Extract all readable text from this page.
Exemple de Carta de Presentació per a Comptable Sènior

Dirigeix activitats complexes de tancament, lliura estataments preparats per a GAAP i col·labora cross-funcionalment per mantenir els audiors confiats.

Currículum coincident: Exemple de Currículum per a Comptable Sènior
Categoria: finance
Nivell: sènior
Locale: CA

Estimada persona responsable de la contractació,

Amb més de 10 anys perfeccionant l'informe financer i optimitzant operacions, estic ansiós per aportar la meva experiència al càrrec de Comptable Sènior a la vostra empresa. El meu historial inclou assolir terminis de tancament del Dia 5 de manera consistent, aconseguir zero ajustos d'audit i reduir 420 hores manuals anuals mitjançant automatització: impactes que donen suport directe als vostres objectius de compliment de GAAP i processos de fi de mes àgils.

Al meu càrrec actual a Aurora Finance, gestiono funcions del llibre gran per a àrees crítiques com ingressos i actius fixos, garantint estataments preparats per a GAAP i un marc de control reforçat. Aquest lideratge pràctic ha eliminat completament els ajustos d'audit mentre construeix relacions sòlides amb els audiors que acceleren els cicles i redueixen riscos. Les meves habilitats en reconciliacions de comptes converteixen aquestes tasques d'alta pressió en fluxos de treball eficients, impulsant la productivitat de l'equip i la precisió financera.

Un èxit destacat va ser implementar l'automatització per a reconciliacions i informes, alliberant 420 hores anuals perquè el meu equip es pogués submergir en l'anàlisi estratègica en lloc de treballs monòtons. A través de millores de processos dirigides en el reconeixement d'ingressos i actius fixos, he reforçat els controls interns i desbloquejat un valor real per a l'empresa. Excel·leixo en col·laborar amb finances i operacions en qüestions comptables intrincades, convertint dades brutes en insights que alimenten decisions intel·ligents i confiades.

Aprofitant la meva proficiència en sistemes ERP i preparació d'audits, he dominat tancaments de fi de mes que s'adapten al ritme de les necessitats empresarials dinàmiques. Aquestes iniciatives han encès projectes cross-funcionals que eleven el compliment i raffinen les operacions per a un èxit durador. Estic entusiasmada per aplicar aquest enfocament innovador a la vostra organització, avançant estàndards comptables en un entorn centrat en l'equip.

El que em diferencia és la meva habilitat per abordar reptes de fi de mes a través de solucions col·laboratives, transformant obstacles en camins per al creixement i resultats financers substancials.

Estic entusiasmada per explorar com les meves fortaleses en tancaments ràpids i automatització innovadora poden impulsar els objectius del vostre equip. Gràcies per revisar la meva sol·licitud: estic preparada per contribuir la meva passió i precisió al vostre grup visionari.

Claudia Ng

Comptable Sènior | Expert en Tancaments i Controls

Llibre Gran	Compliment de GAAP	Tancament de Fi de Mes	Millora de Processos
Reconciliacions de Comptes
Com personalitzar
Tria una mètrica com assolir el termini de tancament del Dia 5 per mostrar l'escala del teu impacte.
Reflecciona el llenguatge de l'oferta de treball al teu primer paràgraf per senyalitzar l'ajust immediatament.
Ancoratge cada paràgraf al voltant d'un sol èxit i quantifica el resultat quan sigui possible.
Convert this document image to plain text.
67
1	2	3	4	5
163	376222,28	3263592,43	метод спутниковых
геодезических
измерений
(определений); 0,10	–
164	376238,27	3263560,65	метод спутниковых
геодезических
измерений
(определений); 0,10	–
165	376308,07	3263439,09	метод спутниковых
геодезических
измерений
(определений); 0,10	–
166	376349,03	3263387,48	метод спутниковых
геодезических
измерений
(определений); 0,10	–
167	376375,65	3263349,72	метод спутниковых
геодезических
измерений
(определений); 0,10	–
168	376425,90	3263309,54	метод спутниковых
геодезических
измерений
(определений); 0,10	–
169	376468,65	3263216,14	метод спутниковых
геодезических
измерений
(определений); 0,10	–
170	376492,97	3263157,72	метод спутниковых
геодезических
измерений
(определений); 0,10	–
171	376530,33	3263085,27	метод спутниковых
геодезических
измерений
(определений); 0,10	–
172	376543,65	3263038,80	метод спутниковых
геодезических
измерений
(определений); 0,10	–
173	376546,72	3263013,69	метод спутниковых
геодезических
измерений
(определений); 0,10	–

══════════════════════════════

### [Requirements]
Report how many lines of the records above contain the word "actius", giving only the number.

### [Full output]
2